WORK TO DO: Set down, in full, every record in the block.

-------- EXCERPTED RECORDS --------

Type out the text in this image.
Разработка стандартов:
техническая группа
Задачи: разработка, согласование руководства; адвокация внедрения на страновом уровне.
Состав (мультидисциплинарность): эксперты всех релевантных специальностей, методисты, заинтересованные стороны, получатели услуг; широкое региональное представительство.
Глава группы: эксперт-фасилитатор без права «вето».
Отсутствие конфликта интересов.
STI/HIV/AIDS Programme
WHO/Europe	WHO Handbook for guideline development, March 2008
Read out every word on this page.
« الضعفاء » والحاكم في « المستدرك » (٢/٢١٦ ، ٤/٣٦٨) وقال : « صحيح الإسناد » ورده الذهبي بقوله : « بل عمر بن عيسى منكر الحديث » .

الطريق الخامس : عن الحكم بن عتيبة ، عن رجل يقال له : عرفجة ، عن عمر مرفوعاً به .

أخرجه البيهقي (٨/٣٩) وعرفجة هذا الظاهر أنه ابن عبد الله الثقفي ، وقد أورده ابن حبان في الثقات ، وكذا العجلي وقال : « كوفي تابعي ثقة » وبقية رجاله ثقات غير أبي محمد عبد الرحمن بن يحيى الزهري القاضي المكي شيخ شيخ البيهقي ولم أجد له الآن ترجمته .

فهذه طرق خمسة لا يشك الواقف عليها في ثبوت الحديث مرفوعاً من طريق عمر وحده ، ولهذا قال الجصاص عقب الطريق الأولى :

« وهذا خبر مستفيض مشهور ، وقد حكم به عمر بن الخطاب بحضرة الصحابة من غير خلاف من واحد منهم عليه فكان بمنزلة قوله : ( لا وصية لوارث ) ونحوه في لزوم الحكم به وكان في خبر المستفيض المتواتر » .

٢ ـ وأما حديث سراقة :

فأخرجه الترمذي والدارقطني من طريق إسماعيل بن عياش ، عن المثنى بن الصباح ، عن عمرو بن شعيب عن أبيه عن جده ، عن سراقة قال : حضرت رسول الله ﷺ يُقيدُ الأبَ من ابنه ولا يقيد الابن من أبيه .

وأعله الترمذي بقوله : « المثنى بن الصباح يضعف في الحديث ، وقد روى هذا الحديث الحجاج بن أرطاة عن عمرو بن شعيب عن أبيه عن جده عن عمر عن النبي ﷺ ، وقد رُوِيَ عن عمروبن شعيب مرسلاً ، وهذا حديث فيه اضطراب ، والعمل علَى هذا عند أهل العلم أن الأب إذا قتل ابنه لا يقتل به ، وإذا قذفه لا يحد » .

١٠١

--------

FULL RESPONSE:
Type out the text in this image.
Разработка стандартов:
техническая группа
Задачи: разработка, согласование руководства; адвокация внедрения на страновом уровне.
Состав (мультидисциплинарность): эксперты всех релевантных специальностей, методисты, заинтересованные стороны, получатели услуг; широкое региональное представительство.
Глава группы: эксперт-фасилитатор без права «вето».
Отсутствие конфликта интересов.
STI/HIV/AIDS Programme
WHO/Europe	WHO Handbook for guideline development, March 2008
Read out every word on this page.
« الضعفاء » والحاكم في « المستدرك » (٢/٢١٦ ، ٤/٣٦٨) وقال : « صحيح الإسناد » ورده الذهبي بقوله : « بل عمر بن عيسى منكر الحديث » .

الطريق الخامس : عن الحكم بن عتيبة ، عن رجل يقال له : عرفجة ، عن عمر مرفوعاً به .

أخرجه البيهقي (٨/٣٩) وعرفجة هذا الظاهر أنه ابن عبد الله الثقفي ، وقد أورده ابن حبان في الثقات ، وكذا العجلي وقال : « كوفي تابعي ثقة » وبقية رجاله ثقات غير أبي محمد عبد الرحمن بن يحيى الزهري القاضي المكي شيخ شيخ البيهقي ولم أجد له الآن ترجمته .

فهذه طرق خمسة لا يشك الواقف عليها في ثبوت الحديث مرفوعاً من طريق عمر وحده ، ولهذا قال الجصاص عقب الطريق الأولى :

« وهذا خبر مستفيض مشهور ، وقد حكم به عمر بن الخطاب بحضرة الصحابة من غير خلاف من واحد منهم عليه فكان بمنزلة قوله : ( لا وصية لوارث ) ونحوه في لزوم الحكم به وكان في خبر المستفيض المتواتر » .

٢ ـ وأما حديث سراقة :

فأخرجه الترمذي والدارقطني من طريق إسماعيل بن عياش ، عن المثنى بن الصباح ، عن عمرو بن شعيب عن أبيه عن جده ، عن سراقة قال : حضرت رسول الله ﷺ يُقيدُ الأبَ من ابنه ولا يقيد الابن من أبيه .

وأعله الترمذي بقوله : « المثنى بن الصباح يضعف في الحديث ، وقد روى هذا الحديث الحجاج بن أرطاة عن عمرو بن شعيب عن أبيه عن جده عن عمر عن النبي ﷺ ، وقد رُوِيَ عن عمروبن شعيب مرسلاً ، وهذا حديث فيه اضطراب ، والعمل علَى هذا عند أهل العلم أن الأب إذا قتل ابنه لا يقتل به ، وإذا قذفه لا يحد » .

١٠١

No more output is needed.